TASK TO COMPLETE:
Transcribe each line of the material as it is, and drop any picture.

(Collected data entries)
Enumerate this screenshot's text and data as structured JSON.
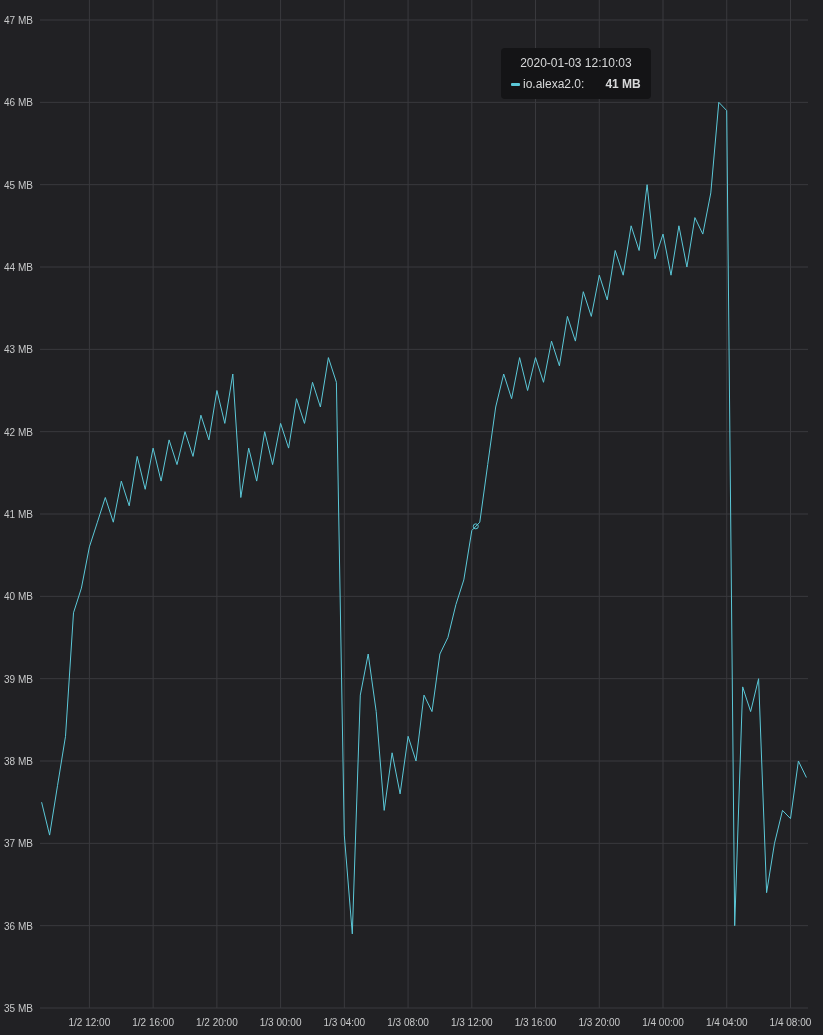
{
  "chart_data": {
    "type": "line",
    "grid": true,
    "ylim": [
      35,
      47
    ],
    "yticks": [
      {
        "value": 35,
        "label": "35 MB"
      },
      {
        "value": 36,
        "label": "36 MB"
      },
      {
        "value": 37,
        "label": "37 MB"
      },
      {
        "value": 38,
        "label": "38 MB"
      },
      {
        "value": 39,
        "label": "39 MB"
      },
      {
        "value": 40,
        "label": "40 MB"
      },
      {
        "value": 41,
        "label": "41 MB"
      },
      {
        "value": 42,
        "label": "42 MB"
      },
      {
        "value": 43,
        "label": "43 MB"
      },
      {
        "value": 44,
        "label": "44 MB"
      },
      {
        "value": 45,
        "label": "45 MB"
      },
      {
        "value": 46,
        "label": "46 MB"
      },
      {
        "value": 47,
        "label": "47 MB"
      }
    ],
    "categories": [
      null,
      null,
      null,
      null,
      null,
      null,
      "1/2 12:00",
      null,
      null,
      null,
      null,
      null,
      null,
      null,
      "1/2 16:00",
      null,
      null,
      null,
      null,
      null,
      null,
      null,
      "1/2 20:00",
      null,
      null,
      null,
      null,
      null,
      null,
      null,
      "1/3 00:00",
      null,
      null,
      null,
      null,
      null,
      null,
      null,
      "1/3 04:00",
      null,
      null,
      null,
      null,
      null,
      null,
      null,
      "1/3 08:00",
      null,
      null,
      null,
      null,
      null,
      null,
      null,
      "1/3 12:00",
      null,
      null,
      null,
      null,
      null,
      null,
      null,
      "1/3 16:00",
      null,
      null,
      null,
      null,
      null,
      null,
      null,
      "1/3 20:00",
      null,
      null,
      null,
      null,
      null,
      null,
      null,
      "1/4 00:00",
      null,
      null,
      null,
      null,
      null,
      null,
      null,
      "1/4 04:00",
      null,
      null,
      null,
      null,
      null,
      null,
      null,
      "1/4 08:00",
      null,
      null
    ],
    "series": [
      {
        "color": "#5bc8d8",
        "values": [
          37.5,
          37.1,
          37.7,
          38.3,
          39.8,
          40.1,
          40.6,
          40.9,
          41.2,
          40.9,
          41.4,
          41.1,
          41.7,
          41.3,
          41.8,
          41.4,
          41.9,
          41.6,
          42.0,
          41.7,
          42.2,
          41.9,
          42.5,
          42.1,
          42.7,
          41.2,
          41.8,
          41.4,
          42.0,
          41.6,
          42.1,
          41.8,
          42.4,
          42.1,
          42.6,
          42.3,
          42.9,
          42.6,
          37.1,
          35.9,
          38.8,
          39.3,
          38.6,
          37.4,
          38.1,
          37.6,
          38.3,
          38.0,
          38.8,
          38.6,
          39.3,
          39.5,
          39.9,
          40.2,
          40.8,
          40.9,
          41.6,
          42.3,
          42.7,
          42.4,
          42.9,
          42.5,
          42.9,
          42.6,
          43.1,
          42.8,
          43.4,
          43.1,
          43.7,
          43.4,
          43.9,
          43.6,
          44.2,
          43.9,
          44.5,
          44.2,
          45.0,
          44.1,
          44.4,
          43.9,
          44.5,
          44.0,
          44.6,
          44.4,
          44.9,
          46.0,
          45.9,
          36.0,
          38.9,
          38.6,
          39.0,
          36.4,
          37.0,
          37.4,
          37.3,
          38.0,
          37.8
        ]
      }
    ]
  },
  "tooltip": {
    "title": "2020-01-03 12:10:03",
    "label": "io.alexa2.0:",
    "value": "41 MB"
  }
}
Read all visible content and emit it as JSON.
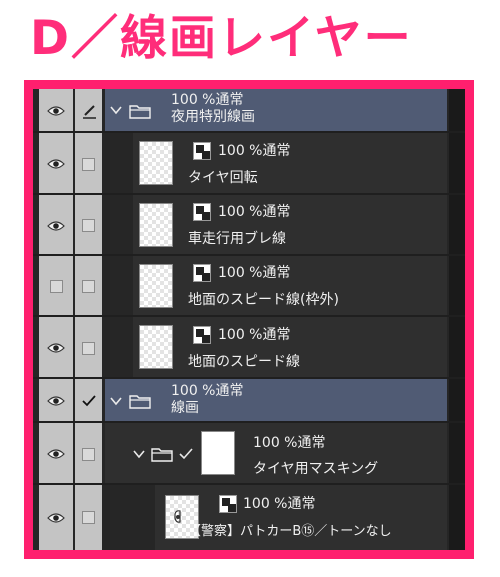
{
  "title": "D／線画レイヤー",
  "layers": {
    "folder1": {
      "blend": "100 %通常",
      "name": "夜用特別線画"
    },
    "layer1": {
      "blend": "100 %通常",
      "name": "タイヤ回転"
    },
    "layer2": {
      "blend": "100 %通常",
      "name": "車走行用ブレ線"
    },
    "layer3": {
      "blend": "100 %通常",
      "name": "地面のスピード線(枠外)"
    },
    "layer4": {
      "blend": "100 %通常",
      "name": "地面のスピード線"
    },
    "folder2": {
      "blend": "100 %通常",
      "name": "線画"
    },
    "mask_folder": {
      "blend": "100 %通常",
      "name": "タイヤ用マスキング"
    },
    "layer5": {
      "blend": "100 %通常",
      "name": "【警察】パトカーB⑮／トーンなし"
    }
  },
  "icons": {
    "eye": "eye-icon",
    "pen": "pen-icon",
    "folder": "folder-icon",
    "chevron": "chevron-down-icon",
    "check": "check-icon",
    "blend": "blend-mode-icon"
  },
  "colors": {
    "accent": "#ff1f6e",
    "folder_bar": "#505b74",
    "layer_bg": "#2f2f2f"
  }
}
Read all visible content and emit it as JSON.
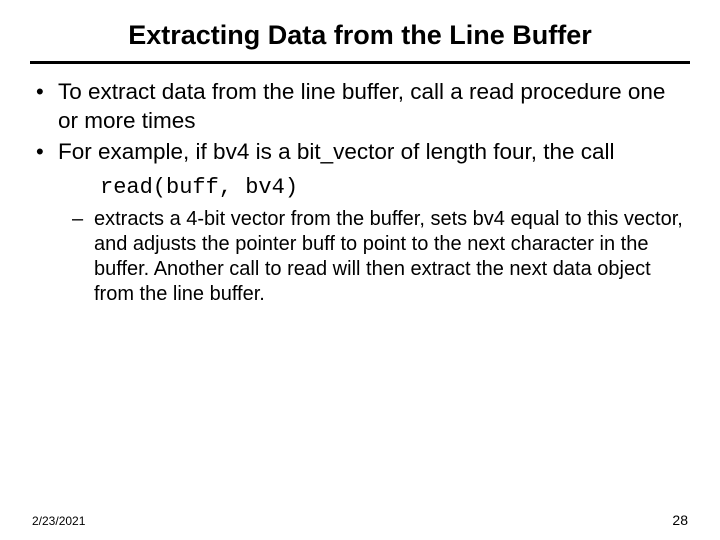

TASK ANSWER:
Enumerate this screenshot's text and data as structured JSON.
{
  "chart_data": {
    "type": "line",
    "grid": true,
    "ylim": [
      35,
      47
    ],
    "yticks": [
      {
        "value": 35,
        "label": "35 MB"
      },
      {
        "value": 36,
        "label": "36 MB"
      },
      {
        "value": 37,
        "label": "37 MB"
      },
      {
        "value": 38,
        "label": "38 MB"
      },
      {
        "value": 39,
        "label": "39 MB"
      },
      {
        "value": 40,
        "label": "40 MB"
      },
      {
        "value": 41,
        "label": "41 MB"
      },
      {
        "value": 42,
        "label": "42 MB"
      },
      {
        "value": 43,
        "label": "43 MB"
      },
      {
        "value": 44,
        "label": "44 MB"
      },
      {
        "value": 45,
        "label": "45 MB"
      },
      {
        "value": 46,
        "label": "46 MB"
      },
      {
        "value": 47,
        "label": "47 MB"
      }
    ],
    "categories": [
      null,
      null,
      null,
      null,
      null,
      null,
      "1/2 12:00",
      null,
      null,
      null,
      null,
      null,
      null,
      null,
      "1/2 16:00",
      null,
      null,
      null,
      null,
      null,
      null,
      null,
      "1/2 20:00",
      null,
      null,
      null,
      null,
      null,
      null,
      null,
      "1/3 00:00",
      null,
      null,
      null,
      null,
      null,
      null,
      null,
      "1/3 04:00",
      null,
      null,
      null,
      null,
      null,
      null,
      null,
      "1/3 08:00",
      null,
      null,
      null,
      null,
      null,
      null,
      null,
      "1/3 12:00",
      null,
      null,
      null,
      null,
      null,
      null,
      null,
      "1/3 16:00",
      null,
      null,
      null,
      null,
      null,
      null,
      null,
      "1/3 20:00",
      null,
      null,
      null,
      null,
      null,
      null,
      null,
      "1/4 00:00",
      null,
      null,
      null,
      null,
      null,
      null,
      null,
      "1/4 04:00",
      null,
      null,
      null,
      null,
      null,
      null,
      null,
      "1/4 08:00",
      null,
      null
    ],
    "series": [
      {
        "color": "#5bc8d8",
        "values": [
          37.5,
          37.1,
          37.7,
          38.3,
          39.8,
          40.1,
          40.6,
          40.9,
          41.2,
          40.9,
          41.4,
          41.1,
          41.7,
          41.3,
          41.8,
          41.4,
          41.9,
          41.6,
          42.0,
          41.7,
          42.2,
          41.9,
          42.5,
          42.1,
          42.7,
          41.2,
          41.8,
          41.4,
          42.0,
          41.6,
          42.1,
          41.8,
          42.4,
          42.1,
          42.6,
          42.3,
          42.9,
          42.6,
          37.1,
          35.9,
          38.8,
          39.3,
          38.6,
          37.4,
          38.1,
          37.6,
          38.3,
          38.0,
          38.8,
          38.6,
          39.3,
          39.5,
          39.9,
          40.2,
          40.8,
          40.9,
          41.6,
          42.3,
          42.7,
          42.4,
          42.9,
          42.5,
          42.9,
          42.6,
          43.1,
          42.8,
          43.4,
          43.1,
          43.7,
          43.4,
          43.9,
          43.6,
          44.2,
          43.9,
          44.5,
          44.2,
          45.0,
          44.1,
          44.4,
          43.9,
          44.5,
          44.0,
          44.6,
          44.4,
          44.9,
          46.0,
          45.9,
          36.0,
          38.9,
          38.6,
          39.0,
          36.4,
          37.0,
          37.4,
          37.3,
          38.0,
          37.8
        ]
      }
    ]
  },
  "tooltip": {
    "title": "2020-01-03 12:10:03",
    "label": "io.alexa2.0:",
    "value": "41 MB"
  }
}
Read all visible content and emit it as JSON.
{
  "title": "D／線画レイヤー",
  "layers": {
    "folder1": {
      "blend": "100 %通常",
      "name": "夜用特別線画"
    },
    "layer1": {
      "blend": "100 %通常",
      "name": "タイヤ回転"
    },
    "layer2": {
      "blend": "100 %通常",
      "name": "車走行用ブレ線"
    },
    "layer3": {
      "blend": "100 %通常",
      "name": "地面のスピード線(枠外)"
    },
    "layer4": {
      "blend": "100 %通常",
      "name": "地面のスピード線"
    },
    "folder2": {
      "blend": "100 %通常",
      "name": "線画"
    },
    "mask_folder": {
      "blend": "100 %通常",
      "name": "タイヤ用マスキング"
    },
    "layer5": {
      "blend": "100 %通常",
      "name": "【警察】パトカーB⑮／トーンなし"
    }
  },
  "icons": {
    "eye": "eye-icon",
    "pen": "pen-icon",
    "folder": "folder-icon",
    "chevron": "chevron-down-icon",
    "check": "check-icon",
    "blend": "blend-mode-icon"
  },
  "colors": {
    "accent": "#ff1f6e",
    "folder_bar": "#505b74",
    "layer_bg": "#2f2f2f"
  }
}
Read all visible content and emit it as JSON.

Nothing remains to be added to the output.